Goal: Would you copy out the whole listing exactly as given?

* start Dataset *

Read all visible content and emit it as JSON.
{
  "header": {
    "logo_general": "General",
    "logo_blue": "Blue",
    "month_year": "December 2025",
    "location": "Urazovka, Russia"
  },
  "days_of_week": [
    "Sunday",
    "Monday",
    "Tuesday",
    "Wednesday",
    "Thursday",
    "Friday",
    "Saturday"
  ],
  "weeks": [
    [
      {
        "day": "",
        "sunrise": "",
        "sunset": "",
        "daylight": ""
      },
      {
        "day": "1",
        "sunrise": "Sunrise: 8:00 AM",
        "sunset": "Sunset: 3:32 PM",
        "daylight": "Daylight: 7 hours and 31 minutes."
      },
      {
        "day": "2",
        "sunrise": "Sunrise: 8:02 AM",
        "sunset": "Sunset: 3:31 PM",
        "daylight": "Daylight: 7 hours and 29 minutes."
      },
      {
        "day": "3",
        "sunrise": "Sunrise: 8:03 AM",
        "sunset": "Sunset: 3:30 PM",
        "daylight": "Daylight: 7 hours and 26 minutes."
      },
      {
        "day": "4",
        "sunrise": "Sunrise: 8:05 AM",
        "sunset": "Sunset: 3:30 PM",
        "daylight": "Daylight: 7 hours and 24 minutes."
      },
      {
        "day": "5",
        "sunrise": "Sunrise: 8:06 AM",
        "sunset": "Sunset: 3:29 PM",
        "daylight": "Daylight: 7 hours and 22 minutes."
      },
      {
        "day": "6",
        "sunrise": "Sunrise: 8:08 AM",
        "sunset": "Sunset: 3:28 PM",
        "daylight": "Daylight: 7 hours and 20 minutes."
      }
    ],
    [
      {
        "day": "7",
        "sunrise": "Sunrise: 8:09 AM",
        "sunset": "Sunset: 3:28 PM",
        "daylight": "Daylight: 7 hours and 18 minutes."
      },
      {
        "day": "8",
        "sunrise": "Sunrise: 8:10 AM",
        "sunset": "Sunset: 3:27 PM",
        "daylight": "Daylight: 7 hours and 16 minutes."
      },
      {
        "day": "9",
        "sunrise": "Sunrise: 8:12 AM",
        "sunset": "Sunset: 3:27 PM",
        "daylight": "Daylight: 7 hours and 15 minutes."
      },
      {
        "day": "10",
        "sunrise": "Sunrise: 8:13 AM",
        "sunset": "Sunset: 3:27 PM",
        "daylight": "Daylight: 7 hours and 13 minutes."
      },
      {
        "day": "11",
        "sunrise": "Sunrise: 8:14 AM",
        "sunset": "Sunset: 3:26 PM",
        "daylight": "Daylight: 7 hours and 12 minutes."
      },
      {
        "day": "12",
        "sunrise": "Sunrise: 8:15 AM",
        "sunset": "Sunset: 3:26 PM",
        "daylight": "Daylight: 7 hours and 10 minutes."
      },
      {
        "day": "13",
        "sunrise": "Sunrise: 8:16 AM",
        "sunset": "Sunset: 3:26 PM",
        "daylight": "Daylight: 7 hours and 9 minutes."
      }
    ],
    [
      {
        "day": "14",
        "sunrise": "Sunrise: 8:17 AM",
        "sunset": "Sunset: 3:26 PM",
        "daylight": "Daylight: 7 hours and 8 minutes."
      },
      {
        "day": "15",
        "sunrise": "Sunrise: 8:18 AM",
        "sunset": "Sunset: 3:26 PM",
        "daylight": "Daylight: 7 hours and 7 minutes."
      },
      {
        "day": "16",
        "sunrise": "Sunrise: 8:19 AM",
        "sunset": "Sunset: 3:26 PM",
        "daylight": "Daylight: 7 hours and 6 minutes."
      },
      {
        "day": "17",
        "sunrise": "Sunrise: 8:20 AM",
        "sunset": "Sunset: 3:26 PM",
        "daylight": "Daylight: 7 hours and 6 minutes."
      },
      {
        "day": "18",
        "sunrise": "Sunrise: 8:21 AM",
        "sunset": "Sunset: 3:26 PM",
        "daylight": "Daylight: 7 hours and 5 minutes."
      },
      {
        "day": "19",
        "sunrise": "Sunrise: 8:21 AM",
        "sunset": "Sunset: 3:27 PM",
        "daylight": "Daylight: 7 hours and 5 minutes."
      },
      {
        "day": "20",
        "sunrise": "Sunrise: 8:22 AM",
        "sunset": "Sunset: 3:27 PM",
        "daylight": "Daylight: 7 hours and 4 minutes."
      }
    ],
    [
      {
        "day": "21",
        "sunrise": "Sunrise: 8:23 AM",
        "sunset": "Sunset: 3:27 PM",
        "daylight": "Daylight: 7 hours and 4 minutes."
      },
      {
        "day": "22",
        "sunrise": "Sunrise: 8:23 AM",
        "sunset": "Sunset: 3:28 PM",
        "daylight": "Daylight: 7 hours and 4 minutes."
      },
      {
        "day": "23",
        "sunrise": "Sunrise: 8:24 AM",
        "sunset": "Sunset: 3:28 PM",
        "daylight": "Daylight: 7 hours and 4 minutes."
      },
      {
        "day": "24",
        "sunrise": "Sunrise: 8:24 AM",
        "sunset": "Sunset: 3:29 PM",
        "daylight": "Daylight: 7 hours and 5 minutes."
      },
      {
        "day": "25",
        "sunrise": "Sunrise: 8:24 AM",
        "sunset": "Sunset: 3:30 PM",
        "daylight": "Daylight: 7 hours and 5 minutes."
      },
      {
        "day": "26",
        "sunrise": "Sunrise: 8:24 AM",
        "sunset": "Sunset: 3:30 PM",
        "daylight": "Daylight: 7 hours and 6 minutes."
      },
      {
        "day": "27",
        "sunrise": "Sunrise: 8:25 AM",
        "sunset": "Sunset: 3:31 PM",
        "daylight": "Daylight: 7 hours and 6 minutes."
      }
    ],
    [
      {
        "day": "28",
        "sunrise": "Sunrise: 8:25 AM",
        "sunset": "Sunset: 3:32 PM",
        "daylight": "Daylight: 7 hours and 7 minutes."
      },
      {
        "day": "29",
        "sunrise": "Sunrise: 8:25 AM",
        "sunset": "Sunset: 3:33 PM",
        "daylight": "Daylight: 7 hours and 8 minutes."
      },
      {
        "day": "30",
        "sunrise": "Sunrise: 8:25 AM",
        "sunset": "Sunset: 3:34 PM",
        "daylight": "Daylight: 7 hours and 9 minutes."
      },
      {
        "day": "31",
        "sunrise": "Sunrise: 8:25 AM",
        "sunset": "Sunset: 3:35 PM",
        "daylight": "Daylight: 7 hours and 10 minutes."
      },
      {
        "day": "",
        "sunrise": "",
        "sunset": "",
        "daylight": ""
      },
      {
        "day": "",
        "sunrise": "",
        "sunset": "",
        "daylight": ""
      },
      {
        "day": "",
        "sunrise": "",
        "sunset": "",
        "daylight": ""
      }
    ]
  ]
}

* end Dataset *

Output for this exercise:
Read all visible content and emit it as JSON.
{
  "header": {
    "logo_general": "General",
    "logo_blue": "Blue",
    "month_year": "December 2025",
    "location": "Urazovka, Russia"
  },
  "days_of_week": [
    "Sunday",
    "Monday",
    "Tuesday",
    "Wednesday",
    "Thursday",
    "Friday",
    "Saturday"
  ],
  "weeks": [
    [
      {
        "day": "",
        "sunrise": "",
        "sunset": "",
        "daylight": ""
      },
      {
        "day": "1",
        "sunrise": "Sunrise: 8:00 AM",
        "sunset": "Sunset: 3:32 PM",
        "daylight": "Daylight: 7 hours and 31 minutes."
      },
      {
        "day": "2",
        "sunrise": "Sunrise: 8:02 AM",
        "sunset": "Sunset: 3:31 PM",
        "daylight": "Daylight: 7 hours and 29 minutes."
      },
      {
        "day": "3",
        "sunrise": "Sunrise: 8:03 AM",
        "sunset": "Sunset: 3:30 PM",
        "daylight": "Daylight: 7 hours and 26 minutes."
      },
      {
        "day": "4",
        "sunrise": "Sunrise: 8:05 AM",
        "sunset": "Sunset: 3:30 PM",
        "daylight": "Daylight: 7 hours and 24 minutes."
      },
      {
        "day": "5",
        "sunrise": "Sunrise: 8:06 AM",
        "sunset": "Sunset: 3:29 PM",
        "daylight": "Daylight: 7 hours and 22 minutes."
      },
      {
        "day": "6",
        "sunrise": "Sunrise: 8:08 AM",
        "sunset": "Sunset: 3:28 PM",
        "daylight": "Daylight: 7 hours and 20 minutes."
      }
    ],
    [
      {
        "day": "7",
        "sunrise": "Sunrise: 8:09 AM",
        "sunset": "Sunset: 3:28 PM",
        "daylight": "Daylight: 7 hours and 18 minutes."
      },
      {
        "day": "8",
        "sunrise": "Sunrise: 8:10 AM",
        "sunset": "Sunset: 3:27 PM",
        "daylight": "Daylight: 7 hours and 16 minutes."
      },
      {
        "day": "9",
        "sunrise": "Sunrise: 8:12 AM",
        "sunset": "Sunset: 3:27 PM",
        "daylight": "Daylight: 7 hours and 15 minutes."
      },
      {
        "day": "10",
        "sunrise": "Sunrise: 8:13 AM",
        "sunset": "Sunset: 3:27 PM",
        "daylight": "Daylight: 7 hours and 13 minutes."
      },
      {
        "day": "11",
        "sunrise": "Sunrise: 8:14 AM",
        "sunset": "Sunset: 3:26 PM",
        "daylight": "Daylight: 7 hours and 12 minutes."
      },
      {
        "day": "12",
        "sunrise": "Sunrise: 8:15 AM",
        "sunset": "Sunset: 3:26 PM",
        "daylight": "Daylight: 7 hours and 10 minutes."
      },
      {
        "day": "13",
        "sunrise": "Sunrise: 8:16 AM",
        "sunset": "Sunset: 3:26 PM",
        "daylight": "Daylight: 7 hours and 9 minutes."
      }
    ],
    [
      {
        "day": "14",
        "sunrise": "Sunrise: 8:17 AM",
        "sunset": "Sunset: 3:26 PM",
        "daylight": "Daylight: 7 hours and 8 minutes."
      },
      {
        "day": "15",
        "sunrise": "Sunrise: 8:18 AM",
        "sunset": "Sunset: 3:26 PM",
        "daylight": "Daylight: 7 hours and 7 minutes."
      },
      {
        "day": "16",
        "sunrise": "Sunrise: 8:19 AM",
        "sunset": "Sunset: 3:26 PM",
        "daylight": "Daylight: 7 hours and 6 minutes."
      },
      {
        "day": "17",
        "sunrise": "Sunrise: 8:20 AM",
        "sunset": "Sunset: 3:26 PM",
        "daylight": "Daylight: 7 hours and 6 minutes."
      },
      {
        "day": "18",
        "sunrise": "Sunrise: 8:21 AM",
        "sunset": "Sunset: 3:26 PM",
        "daylight": "Daylight: 7 hours and 5 minutes."
      },
      {
        "day": "19",
        "sunrise": "Sunrise: 8:21 AM",
        "sunset": "Sunset: 3:27 PM",
        "daylight": "Daylight: 7 hours and 5 minutes."
      },
      {
        "day": "20",
        "sunrise": "Sunrise: 8:22 AM",
        "sunset": "Sunset: 3:27 PM",
        "daylight": "Daylight: 7 hours and 4 minutes."
      }
    ],
    [
      {
        "day": "21",
        "sunrise": "Sunrise: 8:23 AM",
        "sunset": "Sunset: 3:27 PM",
        "daylight": "Daylight: 7 hours and 4 minutes."
      },
      {
        "day": "22",
        "sunrise": "Sunrise: 8:23 AM",
        "sunset": "Sunset: 3:28 PM",
        "daylight": "Daylight: 7 hours and 4 minutes."
      },
      {
        "day": "23",
        "sunrise": "Sunrise: 8:24 AM",
        "sunset": "Sunset: 3:28 PM",
        "daylight": "Daylight: 7 hours and 4 minutes."
      },
      {
        "day": "24",
        "sunrise": "Sunrise: 8:24 AM",
        "sunset": "Sunset: 3:29 PM",
        "daylight": "Daylight: 7 hours and 5 minutes."
      },
      {
        "day": "25",
        "sunrise": "Sunrise: 8:24 AM",
        "sunset": "Sunset: 3:30 PM",
        "daylight": "Daylight: 7 hours and 5 minutes."
      },
      {
        "day": "26",
        "sunrise": "Sunrise: 8:24 AM",
        "sunset": "Sunset: 3:30 PM",
        "daylight": "Daylight: 7 hours and 6 minutes."
      },
      {
        "day": "27",
        "sunrise": "Sunrise: 8:25 AM",
        "sunset": "Sunset: 3:31 PM",
        "daylight": "Daylight: 7 hours and 6 minutes."
      }
    ],
    [
      {
        "day": "28",
        "sunrise": "Sunrise: 8:25 AM",
        "sunset": "Sunset: 3:32 PM",
        "daylight": "Daylight: 7 hours and 7 minutes."
      },
      {
        "day": "29",
        "sunrise": "Sunrise: 8:25 AM",
        "sunset": "Sunset: 3:33 PM",
        "daylight": "Daylight: 7 hours and 8 minutes."
      },
      {
        "day": "30",
        "sunrise": "Sunrise: 8:25 AM",
        "sunset": "Sunset: 3:34 PM",
        "daylight": "Daylight: 7 hours and 9 minutes."
      },
      {
        "day": "31",
        "sunrise": "Sunrise: 8:25 AM",
        "sunset": "Sunset: 3:35 PM",
        "daylight": "Daylight: 7 hours and 10 minutes."
      },
      {
        "day": "",
        "sunrise": "",
        "sunset": "",
        "daylight": ""
      },
      {
        "day": "",
        "sunrise": "",
        "sunset": "",
        "daylight": ""
      },
      {
        "day": "",
        "sunrise": "",
        "sunset": "",
        "daylight": ""
      }
    ]
  ]
}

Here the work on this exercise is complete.